→ What you should do
Every line that contains the word "this" should be copied.

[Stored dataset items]

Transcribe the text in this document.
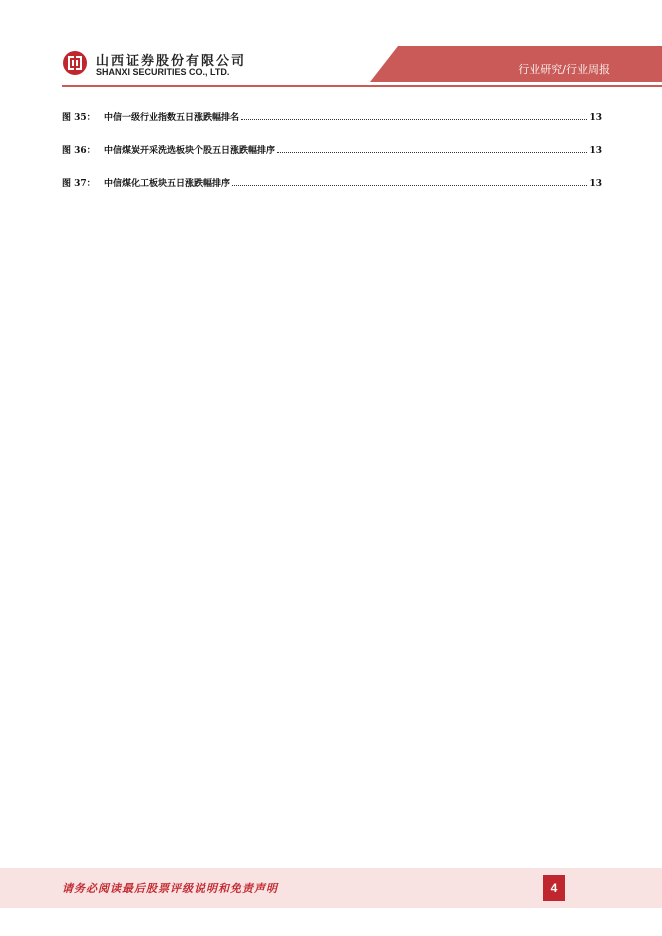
山西证券股份有限公司
SHANXI SECURITIES CO., LTD.	行业研究/行业周报
图 35： 中信一级行业指数五日涨跌幅排名	13
图 36： 中信煤炭开采洗选板块个股五日涨跌幅排序	13
图 37： 中信煤化工板块五日涨跌幅排序	13
请务必阅读最后股票评级说明和免责声明	4
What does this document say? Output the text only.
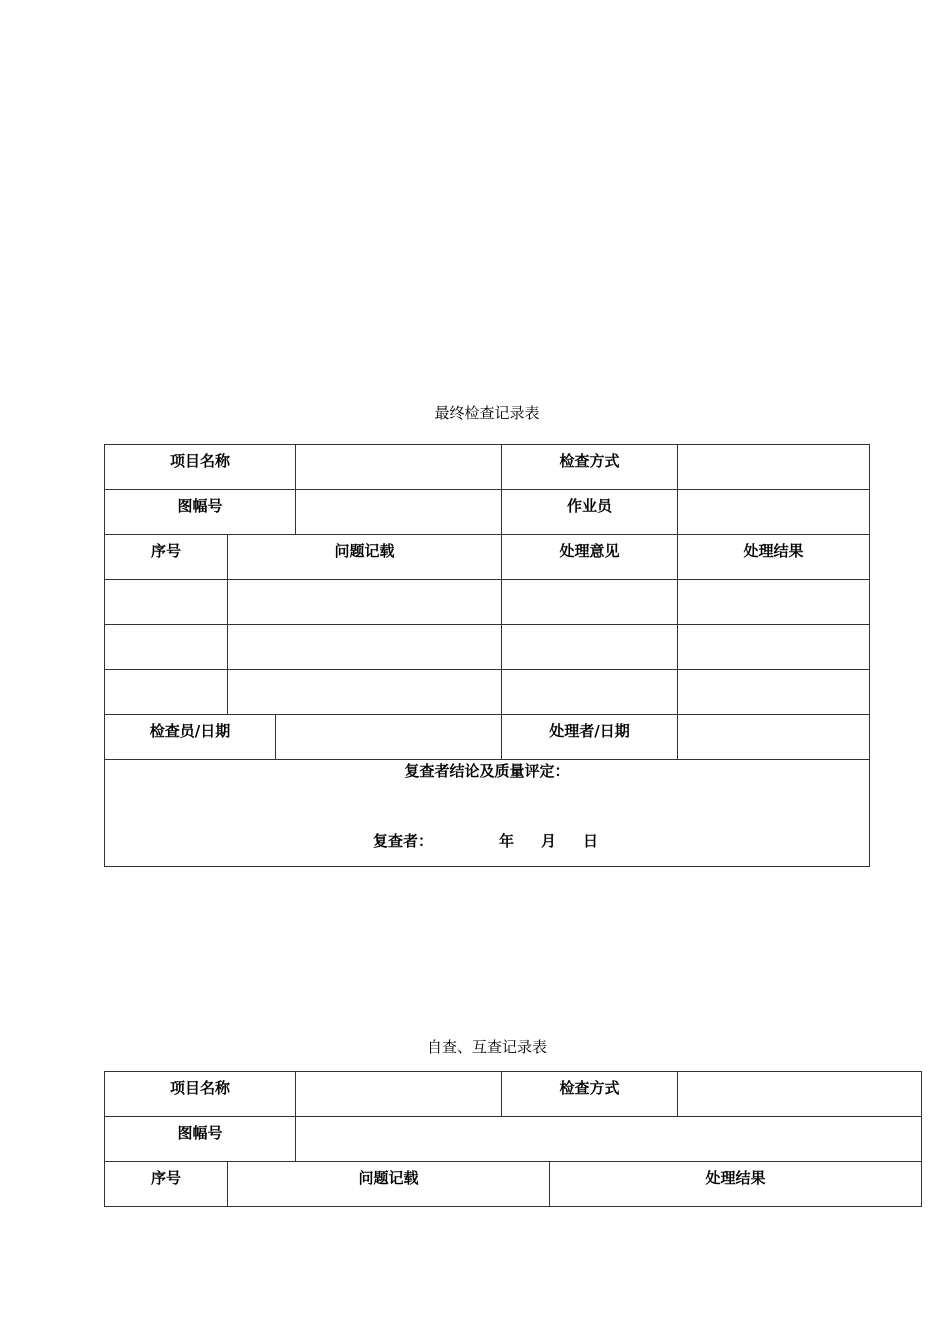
最终检查记录表
项目名称				检查方式	

图幅号				作业员	

序号	问题记载			处理意见	处理结果

检查员/日期				处理者/日期	

复查者结论及质量评定：
复查者： 年 月 日					
自查、互查记录表
项目名称			检查方式		

图幅号					

序号	问题记载			处理结果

→ Task solution
Transcribe the text in this document.
What does this document say? Output the text only.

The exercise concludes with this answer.